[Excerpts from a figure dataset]
_ _ _ _

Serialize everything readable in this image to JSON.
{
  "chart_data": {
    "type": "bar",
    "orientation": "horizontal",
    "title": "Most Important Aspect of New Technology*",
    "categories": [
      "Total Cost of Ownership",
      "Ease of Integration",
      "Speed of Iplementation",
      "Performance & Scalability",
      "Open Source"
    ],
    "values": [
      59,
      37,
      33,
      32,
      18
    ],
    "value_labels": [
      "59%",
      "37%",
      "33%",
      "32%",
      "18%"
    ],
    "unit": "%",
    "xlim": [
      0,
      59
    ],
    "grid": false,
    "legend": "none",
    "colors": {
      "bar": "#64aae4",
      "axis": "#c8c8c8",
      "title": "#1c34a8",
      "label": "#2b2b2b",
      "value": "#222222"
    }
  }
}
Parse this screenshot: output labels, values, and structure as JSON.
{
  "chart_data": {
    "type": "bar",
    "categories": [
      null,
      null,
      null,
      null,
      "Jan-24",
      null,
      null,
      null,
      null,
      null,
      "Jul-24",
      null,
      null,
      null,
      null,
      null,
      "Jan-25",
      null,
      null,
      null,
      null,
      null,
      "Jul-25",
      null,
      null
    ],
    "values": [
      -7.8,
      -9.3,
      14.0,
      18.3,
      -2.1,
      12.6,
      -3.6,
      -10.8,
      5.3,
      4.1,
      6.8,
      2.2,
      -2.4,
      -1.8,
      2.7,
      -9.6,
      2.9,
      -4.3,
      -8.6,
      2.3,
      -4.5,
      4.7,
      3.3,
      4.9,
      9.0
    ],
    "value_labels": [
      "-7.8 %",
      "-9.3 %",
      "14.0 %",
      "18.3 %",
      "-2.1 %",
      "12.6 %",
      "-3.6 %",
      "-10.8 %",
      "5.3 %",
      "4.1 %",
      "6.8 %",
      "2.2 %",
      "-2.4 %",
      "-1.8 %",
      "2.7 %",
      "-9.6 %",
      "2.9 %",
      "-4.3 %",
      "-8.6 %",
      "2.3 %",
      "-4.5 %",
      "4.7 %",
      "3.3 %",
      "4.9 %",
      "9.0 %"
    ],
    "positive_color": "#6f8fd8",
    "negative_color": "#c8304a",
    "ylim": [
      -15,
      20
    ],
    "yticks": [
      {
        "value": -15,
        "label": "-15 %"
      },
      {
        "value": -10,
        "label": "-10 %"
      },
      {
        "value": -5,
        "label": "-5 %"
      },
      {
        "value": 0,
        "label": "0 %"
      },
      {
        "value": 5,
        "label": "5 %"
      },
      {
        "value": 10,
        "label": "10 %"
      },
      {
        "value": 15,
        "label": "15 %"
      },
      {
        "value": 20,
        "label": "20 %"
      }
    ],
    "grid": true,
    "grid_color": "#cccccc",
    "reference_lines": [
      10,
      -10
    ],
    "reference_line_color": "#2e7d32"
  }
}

_ _ _ _

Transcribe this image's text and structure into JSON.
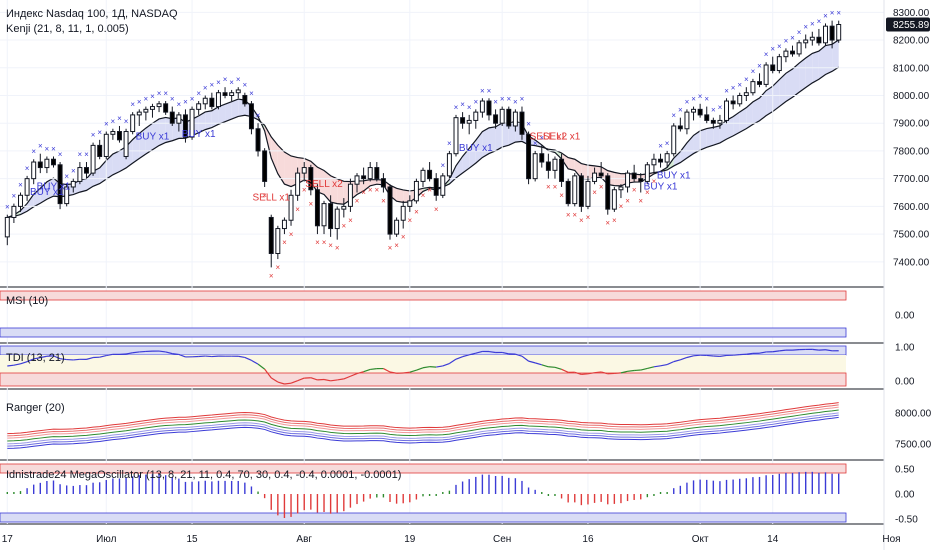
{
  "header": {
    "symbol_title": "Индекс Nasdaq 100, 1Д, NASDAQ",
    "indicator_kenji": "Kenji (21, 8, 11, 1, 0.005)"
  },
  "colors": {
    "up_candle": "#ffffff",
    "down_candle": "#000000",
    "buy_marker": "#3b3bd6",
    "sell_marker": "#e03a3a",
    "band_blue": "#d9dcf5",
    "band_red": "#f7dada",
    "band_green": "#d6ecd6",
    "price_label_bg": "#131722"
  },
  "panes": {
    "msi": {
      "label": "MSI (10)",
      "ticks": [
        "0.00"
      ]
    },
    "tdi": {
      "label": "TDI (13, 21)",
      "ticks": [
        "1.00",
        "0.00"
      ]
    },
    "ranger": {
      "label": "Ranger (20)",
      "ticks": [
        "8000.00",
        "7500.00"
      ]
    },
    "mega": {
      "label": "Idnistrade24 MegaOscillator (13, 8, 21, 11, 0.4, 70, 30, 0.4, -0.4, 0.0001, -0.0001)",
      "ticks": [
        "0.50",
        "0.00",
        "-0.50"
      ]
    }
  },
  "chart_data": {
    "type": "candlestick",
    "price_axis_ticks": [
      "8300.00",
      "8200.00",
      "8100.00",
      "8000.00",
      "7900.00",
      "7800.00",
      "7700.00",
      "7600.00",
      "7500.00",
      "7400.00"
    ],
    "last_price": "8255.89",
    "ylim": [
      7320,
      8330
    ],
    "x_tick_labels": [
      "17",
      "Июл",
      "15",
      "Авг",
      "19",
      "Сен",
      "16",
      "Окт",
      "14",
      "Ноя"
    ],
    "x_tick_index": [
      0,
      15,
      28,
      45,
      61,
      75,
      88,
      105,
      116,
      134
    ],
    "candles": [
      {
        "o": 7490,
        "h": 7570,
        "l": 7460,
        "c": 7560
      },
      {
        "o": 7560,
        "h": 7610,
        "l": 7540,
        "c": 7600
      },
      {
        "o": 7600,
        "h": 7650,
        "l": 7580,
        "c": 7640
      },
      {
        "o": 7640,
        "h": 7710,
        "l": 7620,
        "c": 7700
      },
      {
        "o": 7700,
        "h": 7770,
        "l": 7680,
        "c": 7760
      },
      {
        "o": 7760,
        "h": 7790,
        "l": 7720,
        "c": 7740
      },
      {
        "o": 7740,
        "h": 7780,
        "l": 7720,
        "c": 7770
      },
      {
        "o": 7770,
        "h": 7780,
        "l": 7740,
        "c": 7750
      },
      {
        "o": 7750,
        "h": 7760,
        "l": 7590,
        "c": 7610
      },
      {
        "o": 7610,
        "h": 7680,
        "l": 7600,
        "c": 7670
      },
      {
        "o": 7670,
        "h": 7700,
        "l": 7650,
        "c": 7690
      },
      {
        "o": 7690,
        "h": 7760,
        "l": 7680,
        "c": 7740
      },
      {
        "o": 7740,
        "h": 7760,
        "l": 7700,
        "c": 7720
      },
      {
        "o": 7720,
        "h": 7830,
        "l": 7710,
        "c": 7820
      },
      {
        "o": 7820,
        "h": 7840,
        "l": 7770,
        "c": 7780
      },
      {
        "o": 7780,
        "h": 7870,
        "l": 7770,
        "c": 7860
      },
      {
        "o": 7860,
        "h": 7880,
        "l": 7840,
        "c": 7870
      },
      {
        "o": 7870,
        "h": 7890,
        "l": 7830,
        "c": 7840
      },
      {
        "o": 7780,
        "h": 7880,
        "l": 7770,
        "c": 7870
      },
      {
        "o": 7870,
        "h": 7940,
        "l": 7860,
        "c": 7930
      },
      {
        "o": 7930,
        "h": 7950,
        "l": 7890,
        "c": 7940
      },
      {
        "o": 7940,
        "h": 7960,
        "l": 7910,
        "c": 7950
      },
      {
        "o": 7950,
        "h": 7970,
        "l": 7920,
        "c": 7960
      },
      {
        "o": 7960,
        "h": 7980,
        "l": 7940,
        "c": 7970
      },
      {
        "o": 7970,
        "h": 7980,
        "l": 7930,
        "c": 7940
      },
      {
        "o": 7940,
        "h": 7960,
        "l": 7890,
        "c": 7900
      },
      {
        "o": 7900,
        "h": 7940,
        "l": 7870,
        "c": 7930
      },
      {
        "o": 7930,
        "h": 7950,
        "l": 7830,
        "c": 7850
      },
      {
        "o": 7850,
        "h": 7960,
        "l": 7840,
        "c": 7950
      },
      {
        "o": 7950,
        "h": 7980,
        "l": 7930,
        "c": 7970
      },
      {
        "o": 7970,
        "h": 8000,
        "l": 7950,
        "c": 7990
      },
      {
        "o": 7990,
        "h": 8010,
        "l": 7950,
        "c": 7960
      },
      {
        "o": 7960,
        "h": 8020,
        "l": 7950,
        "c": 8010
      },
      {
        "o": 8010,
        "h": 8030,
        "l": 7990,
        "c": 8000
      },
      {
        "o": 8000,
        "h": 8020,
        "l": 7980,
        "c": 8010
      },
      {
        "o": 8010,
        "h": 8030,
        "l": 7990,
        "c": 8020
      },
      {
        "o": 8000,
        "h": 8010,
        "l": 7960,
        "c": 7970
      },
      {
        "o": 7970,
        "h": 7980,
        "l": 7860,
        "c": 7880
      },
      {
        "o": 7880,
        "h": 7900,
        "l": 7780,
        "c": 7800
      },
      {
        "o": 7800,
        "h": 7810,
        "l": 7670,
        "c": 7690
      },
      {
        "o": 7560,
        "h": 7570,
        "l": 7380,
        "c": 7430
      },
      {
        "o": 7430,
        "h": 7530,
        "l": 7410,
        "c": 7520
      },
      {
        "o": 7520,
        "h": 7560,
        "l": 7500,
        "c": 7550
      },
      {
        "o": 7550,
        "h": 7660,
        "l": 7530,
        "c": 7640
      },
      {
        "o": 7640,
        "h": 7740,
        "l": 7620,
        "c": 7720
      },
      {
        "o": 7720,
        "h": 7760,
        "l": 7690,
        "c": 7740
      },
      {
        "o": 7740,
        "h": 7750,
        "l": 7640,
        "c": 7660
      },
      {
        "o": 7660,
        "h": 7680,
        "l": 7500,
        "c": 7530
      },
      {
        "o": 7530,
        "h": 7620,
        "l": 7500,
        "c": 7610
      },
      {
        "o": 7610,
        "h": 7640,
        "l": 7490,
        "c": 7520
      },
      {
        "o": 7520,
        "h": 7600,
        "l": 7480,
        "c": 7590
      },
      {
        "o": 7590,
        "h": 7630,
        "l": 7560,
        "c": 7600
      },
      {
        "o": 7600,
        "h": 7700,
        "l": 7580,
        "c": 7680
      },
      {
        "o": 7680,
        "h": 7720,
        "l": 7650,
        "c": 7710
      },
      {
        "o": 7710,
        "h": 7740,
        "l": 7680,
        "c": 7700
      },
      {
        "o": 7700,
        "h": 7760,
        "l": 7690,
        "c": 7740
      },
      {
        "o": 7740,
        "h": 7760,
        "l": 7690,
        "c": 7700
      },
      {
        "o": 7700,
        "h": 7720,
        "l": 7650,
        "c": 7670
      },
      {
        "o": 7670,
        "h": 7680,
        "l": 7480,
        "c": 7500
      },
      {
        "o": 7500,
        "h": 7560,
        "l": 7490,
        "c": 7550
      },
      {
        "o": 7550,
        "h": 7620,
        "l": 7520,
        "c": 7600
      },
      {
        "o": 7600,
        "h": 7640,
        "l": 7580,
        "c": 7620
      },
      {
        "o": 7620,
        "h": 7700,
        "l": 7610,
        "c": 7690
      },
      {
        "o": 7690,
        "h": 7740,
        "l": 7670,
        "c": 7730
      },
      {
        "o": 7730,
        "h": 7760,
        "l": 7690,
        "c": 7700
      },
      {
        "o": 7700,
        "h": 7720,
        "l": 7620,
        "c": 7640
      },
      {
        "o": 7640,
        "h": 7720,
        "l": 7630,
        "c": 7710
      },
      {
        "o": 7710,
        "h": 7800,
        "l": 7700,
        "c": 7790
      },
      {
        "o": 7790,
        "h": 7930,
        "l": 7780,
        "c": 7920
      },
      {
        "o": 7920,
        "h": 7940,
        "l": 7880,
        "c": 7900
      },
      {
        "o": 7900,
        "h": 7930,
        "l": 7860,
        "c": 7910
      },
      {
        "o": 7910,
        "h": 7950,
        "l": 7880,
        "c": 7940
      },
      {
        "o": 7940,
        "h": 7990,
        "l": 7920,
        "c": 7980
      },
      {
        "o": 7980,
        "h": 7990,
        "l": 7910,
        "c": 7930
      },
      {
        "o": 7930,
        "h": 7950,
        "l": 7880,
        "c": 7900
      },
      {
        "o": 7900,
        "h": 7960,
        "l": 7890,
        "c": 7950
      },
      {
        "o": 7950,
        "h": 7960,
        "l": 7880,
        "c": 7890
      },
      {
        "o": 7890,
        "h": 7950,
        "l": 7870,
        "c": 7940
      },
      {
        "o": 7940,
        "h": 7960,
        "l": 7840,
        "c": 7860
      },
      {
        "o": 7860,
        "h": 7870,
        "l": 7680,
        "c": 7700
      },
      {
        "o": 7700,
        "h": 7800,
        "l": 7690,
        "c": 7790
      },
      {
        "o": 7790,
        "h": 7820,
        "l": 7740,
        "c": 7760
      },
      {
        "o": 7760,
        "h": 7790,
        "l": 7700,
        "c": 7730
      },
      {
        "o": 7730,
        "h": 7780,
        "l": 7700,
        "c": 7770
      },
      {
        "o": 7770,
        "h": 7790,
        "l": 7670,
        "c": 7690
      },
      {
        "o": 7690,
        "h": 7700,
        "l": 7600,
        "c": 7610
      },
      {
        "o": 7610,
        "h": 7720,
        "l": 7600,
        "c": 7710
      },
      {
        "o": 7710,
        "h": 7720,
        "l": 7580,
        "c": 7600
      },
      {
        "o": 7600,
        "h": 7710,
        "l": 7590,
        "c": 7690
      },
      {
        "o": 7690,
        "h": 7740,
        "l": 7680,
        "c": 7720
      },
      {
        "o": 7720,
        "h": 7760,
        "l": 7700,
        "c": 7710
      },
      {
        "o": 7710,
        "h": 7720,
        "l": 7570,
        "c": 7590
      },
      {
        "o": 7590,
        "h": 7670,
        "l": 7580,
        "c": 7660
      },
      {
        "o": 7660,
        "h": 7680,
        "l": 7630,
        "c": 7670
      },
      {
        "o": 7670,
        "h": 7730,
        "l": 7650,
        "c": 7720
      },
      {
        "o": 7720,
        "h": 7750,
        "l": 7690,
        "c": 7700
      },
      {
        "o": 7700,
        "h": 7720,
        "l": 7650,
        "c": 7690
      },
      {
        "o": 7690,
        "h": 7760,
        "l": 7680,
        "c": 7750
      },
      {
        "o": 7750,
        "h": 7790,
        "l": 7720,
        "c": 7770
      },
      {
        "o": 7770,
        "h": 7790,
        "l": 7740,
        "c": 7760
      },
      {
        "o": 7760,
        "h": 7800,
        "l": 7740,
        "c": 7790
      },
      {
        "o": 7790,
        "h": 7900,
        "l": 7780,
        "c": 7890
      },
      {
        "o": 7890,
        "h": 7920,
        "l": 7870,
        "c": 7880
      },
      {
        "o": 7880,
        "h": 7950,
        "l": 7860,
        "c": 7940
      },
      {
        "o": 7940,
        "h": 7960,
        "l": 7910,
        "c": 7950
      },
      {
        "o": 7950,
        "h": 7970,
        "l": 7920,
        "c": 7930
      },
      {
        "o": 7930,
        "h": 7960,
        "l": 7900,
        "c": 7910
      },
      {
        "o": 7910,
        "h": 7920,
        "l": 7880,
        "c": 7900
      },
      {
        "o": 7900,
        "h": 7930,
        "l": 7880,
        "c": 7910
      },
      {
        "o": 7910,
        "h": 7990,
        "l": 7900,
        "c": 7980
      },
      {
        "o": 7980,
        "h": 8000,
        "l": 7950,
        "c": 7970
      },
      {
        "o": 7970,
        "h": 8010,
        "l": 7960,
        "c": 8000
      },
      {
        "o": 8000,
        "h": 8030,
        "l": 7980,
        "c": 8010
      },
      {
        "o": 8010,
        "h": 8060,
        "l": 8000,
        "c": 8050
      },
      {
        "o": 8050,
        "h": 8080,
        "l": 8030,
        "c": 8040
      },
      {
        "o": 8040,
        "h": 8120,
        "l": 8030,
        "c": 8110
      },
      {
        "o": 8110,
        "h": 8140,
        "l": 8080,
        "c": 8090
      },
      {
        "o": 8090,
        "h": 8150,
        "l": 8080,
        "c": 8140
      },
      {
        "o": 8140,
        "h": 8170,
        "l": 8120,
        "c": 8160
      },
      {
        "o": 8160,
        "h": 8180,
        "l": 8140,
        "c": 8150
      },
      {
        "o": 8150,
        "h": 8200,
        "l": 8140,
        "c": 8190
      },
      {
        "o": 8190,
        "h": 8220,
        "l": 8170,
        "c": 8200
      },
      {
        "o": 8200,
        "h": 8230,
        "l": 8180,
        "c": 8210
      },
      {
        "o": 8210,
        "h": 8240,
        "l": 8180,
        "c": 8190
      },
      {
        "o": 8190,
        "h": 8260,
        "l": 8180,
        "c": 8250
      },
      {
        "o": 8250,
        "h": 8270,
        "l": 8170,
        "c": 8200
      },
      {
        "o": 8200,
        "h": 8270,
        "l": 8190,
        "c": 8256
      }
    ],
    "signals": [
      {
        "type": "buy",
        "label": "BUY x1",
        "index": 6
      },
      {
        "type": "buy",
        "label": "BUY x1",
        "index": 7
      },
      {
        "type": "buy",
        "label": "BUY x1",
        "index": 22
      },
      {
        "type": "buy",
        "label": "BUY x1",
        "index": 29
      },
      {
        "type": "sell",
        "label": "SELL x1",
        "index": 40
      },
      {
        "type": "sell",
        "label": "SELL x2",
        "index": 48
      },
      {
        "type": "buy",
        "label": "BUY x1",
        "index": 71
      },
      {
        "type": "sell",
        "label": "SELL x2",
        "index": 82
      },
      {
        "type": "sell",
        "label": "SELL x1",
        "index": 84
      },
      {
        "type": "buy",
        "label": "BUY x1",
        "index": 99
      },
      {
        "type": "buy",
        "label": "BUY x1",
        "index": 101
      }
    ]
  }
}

_ _ _ _

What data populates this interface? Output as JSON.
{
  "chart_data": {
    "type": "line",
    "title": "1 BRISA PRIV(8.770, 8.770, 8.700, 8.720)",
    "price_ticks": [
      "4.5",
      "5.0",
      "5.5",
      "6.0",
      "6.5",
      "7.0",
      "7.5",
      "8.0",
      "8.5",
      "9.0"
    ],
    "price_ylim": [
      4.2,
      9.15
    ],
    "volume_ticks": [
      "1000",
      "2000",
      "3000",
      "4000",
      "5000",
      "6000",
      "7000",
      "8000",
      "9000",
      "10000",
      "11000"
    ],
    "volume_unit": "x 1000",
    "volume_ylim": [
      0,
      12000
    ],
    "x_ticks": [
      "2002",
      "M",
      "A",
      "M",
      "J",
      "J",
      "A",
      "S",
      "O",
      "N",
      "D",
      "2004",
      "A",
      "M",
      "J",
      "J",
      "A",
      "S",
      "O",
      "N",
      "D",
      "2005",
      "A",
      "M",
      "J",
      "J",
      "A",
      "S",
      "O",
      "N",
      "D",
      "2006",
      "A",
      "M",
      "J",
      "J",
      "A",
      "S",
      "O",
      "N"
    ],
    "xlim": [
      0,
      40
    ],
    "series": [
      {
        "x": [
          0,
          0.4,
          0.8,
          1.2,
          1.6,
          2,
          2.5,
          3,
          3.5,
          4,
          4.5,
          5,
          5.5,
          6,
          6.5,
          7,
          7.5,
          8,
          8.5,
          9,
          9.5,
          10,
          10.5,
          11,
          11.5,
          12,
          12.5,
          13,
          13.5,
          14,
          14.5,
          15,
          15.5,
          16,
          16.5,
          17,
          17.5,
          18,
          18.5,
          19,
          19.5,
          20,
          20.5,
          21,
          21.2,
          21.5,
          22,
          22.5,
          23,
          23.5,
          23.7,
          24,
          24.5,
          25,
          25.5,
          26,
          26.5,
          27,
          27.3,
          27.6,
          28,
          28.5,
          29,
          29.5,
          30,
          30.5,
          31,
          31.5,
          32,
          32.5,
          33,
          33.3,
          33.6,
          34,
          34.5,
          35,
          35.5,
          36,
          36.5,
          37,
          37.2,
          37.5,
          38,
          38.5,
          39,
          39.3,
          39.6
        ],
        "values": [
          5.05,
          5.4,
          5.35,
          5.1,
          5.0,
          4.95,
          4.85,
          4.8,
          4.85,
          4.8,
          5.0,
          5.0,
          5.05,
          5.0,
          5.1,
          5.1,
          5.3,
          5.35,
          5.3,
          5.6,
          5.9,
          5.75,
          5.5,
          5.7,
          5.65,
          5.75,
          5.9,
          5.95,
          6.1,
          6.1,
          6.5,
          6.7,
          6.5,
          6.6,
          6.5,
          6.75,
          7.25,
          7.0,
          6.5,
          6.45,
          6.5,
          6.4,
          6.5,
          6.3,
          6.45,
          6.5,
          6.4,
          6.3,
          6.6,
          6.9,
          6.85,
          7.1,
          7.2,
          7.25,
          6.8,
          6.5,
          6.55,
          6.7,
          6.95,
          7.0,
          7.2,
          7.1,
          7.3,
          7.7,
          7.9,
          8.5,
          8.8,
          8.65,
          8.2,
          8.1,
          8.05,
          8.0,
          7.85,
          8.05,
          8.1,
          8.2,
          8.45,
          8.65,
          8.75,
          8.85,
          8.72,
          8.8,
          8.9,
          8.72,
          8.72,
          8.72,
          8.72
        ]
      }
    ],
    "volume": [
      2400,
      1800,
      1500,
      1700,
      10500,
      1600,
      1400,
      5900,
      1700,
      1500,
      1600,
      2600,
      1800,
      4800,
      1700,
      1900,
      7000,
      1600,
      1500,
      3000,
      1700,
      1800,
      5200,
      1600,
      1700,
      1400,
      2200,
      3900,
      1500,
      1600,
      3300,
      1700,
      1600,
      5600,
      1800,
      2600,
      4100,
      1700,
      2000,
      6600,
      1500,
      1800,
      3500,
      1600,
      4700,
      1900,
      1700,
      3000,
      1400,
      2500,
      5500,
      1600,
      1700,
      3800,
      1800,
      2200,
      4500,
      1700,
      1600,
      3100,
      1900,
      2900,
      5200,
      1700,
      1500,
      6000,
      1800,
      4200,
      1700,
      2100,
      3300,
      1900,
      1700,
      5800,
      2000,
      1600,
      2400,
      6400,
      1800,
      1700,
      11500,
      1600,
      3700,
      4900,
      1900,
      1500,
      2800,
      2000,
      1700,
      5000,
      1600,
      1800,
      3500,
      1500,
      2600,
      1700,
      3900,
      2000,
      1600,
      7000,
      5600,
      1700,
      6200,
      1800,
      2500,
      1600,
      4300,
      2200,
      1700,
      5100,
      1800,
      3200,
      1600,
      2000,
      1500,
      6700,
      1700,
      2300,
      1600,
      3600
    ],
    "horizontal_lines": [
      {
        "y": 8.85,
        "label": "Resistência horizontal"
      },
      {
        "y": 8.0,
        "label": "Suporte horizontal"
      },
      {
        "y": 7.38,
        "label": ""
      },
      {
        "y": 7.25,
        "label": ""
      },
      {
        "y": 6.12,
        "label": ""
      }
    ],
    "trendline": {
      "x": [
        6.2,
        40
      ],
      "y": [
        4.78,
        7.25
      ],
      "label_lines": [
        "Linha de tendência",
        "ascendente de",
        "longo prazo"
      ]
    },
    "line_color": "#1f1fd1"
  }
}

_ _ _ _

SHORT EXERCISE: State the number of lines in these entries that include the string "values". Provide nothing beyond that number.

FULL SOLUTION: 4